- [Required action 1]:
Say whether each statement below agrees with the Burma campaign passage, answering yes or no and quoting the words of the passage that decide it. (a) Mandalay fell to the British Fourteenth Army on 20 March 1945. (b) The Japanese garrison in Mandalay surrendered to the British. (c) Air support in central Burma came only from RAF units.
- [Required action 2]:
Resume the Burma campaign passage after its final sentence and carry it on in the same style.

- [Provided passage]:
The Japanese garrison in Mandalay chose not to surrender, using the forts built by the British and the maze of pagodas in downtown Mandalay to fight to the death in an urban battle that destroyed much of the city, which finally fell to the British Fourteenth Army on 20 March 1945. Slim's plan was a masterpiece of operational art, and the capture of Meiktila left most of Japan's troops stranded in Burma without supplies. The Allies had reached the open plains of central Burma, sallying out and breaking Japanese attacking forces in isolation, maintaining the initiative at all times, backed up by air-land cooperation, including resupply by air and close air support, performed by both RAF and USAAF units. Slim followed up this victory by ordering his coastal corps to seize the mouth of the Irrawaddy where it flowed into the Bay of Bengal.

- [Source information]:
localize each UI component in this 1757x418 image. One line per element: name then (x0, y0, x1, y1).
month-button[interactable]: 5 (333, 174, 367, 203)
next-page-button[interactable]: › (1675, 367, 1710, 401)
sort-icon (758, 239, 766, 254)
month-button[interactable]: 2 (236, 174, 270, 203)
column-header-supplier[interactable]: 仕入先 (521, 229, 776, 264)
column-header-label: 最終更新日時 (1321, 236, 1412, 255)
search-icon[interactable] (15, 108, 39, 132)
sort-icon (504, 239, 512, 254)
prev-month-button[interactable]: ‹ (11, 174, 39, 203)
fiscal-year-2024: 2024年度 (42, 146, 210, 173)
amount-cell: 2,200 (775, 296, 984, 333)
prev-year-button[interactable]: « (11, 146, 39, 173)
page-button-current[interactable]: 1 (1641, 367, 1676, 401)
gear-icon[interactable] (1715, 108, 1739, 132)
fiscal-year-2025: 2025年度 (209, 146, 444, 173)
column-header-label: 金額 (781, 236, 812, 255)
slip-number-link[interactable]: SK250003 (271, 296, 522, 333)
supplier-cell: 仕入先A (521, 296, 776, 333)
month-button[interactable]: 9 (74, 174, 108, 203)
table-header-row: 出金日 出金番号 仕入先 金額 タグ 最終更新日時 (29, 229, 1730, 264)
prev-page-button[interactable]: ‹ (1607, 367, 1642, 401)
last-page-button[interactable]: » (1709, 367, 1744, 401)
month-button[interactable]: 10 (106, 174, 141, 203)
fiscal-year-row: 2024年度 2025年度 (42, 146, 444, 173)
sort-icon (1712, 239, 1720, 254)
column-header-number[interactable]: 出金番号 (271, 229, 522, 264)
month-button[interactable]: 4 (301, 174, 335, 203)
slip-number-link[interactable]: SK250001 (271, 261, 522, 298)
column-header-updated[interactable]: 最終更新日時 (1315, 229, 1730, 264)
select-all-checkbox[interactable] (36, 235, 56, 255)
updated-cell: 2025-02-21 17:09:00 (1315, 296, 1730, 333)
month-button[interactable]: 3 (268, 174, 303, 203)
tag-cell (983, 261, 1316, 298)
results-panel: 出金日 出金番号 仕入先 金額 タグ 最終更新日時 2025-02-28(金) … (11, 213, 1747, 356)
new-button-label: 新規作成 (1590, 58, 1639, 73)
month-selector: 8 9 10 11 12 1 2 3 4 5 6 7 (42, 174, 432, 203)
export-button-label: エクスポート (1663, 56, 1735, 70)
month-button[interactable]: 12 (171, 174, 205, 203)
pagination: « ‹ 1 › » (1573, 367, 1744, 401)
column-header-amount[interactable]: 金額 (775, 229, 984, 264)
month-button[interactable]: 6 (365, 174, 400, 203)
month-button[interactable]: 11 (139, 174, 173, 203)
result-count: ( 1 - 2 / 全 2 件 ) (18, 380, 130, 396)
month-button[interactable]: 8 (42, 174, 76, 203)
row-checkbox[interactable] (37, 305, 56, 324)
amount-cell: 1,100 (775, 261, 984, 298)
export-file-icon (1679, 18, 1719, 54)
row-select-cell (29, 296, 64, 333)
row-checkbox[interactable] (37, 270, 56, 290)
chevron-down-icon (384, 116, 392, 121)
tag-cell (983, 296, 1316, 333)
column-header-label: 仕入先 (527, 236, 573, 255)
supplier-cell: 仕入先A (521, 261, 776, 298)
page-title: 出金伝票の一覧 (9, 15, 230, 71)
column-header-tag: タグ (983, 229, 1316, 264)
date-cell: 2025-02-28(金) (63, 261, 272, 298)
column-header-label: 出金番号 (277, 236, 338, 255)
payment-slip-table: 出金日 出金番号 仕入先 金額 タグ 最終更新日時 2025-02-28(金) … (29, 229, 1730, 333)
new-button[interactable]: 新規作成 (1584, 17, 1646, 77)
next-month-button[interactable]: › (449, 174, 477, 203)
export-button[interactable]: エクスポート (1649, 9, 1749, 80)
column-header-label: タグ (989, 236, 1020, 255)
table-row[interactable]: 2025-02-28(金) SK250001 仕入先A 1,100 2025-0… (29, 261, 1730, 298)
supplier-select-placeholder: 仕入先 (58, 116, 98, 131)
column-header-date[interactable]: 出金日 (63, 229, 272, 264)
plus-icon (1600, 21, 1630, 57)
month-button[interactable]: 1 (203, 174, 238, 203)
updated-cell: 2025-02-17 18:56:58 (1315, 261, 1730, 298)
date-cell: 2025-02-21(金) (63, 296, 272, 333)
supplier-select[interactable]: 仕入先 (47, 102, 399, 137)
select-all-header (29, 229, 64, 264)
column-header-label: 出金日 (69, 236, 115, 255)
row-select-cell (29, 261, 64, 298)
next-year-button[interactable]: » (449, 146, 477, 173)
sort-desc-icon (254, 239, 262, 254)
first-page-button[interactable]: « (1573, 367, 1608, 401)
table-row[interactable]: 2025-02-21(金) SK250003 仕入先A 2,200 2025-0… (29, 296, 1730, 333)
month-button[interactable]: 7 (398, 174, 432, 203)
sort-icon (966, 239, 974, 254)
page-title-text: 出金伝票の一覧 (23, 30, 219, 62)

- [Answer space 1]:
(a) Yes: "finally fell to the British Fourteenth Army on 20 March 1945"
(b) No: "chose not to surrender"
(c) No: "performed by both RAF and USAAF units"

- [Answer space 2]:
In combination with these attacks, Force 136 helped initiate a countrywide uprising of the Bamar people against the Japanese. In addition to fighting the allied advance south, the Japanese were faced with heavy attacks from behind their own lines. As he advanced into Burma, Slim discovered gruesome evidence of the nature of Japanese rule in Burma, finding in village after village, Burmese peasants who had been tied to trees and bayoneted to death as the Japanese preferred bayonet practice with people rather than sandbags as normally is the case. Toward the end of the campaign, the army raced south to capture Rangoon before the start of the monsoon. It was considered necessary to capture the port because of the length of the supply lines overland from India and the impossibility of supply by air or land during the monsoon. Rangoon was eventually taken by a combined attack from the land (Slim's army), the air (parachute operations south of the city) and a seaborne invasion. Also assisting in the capture of Rangoon was the Anti-Fascist People's Freedom League led by Thakin Soe, with Aung San (the future Prime Minister of Burma and father of Aung San Suu Kyi) as one of its military commanders.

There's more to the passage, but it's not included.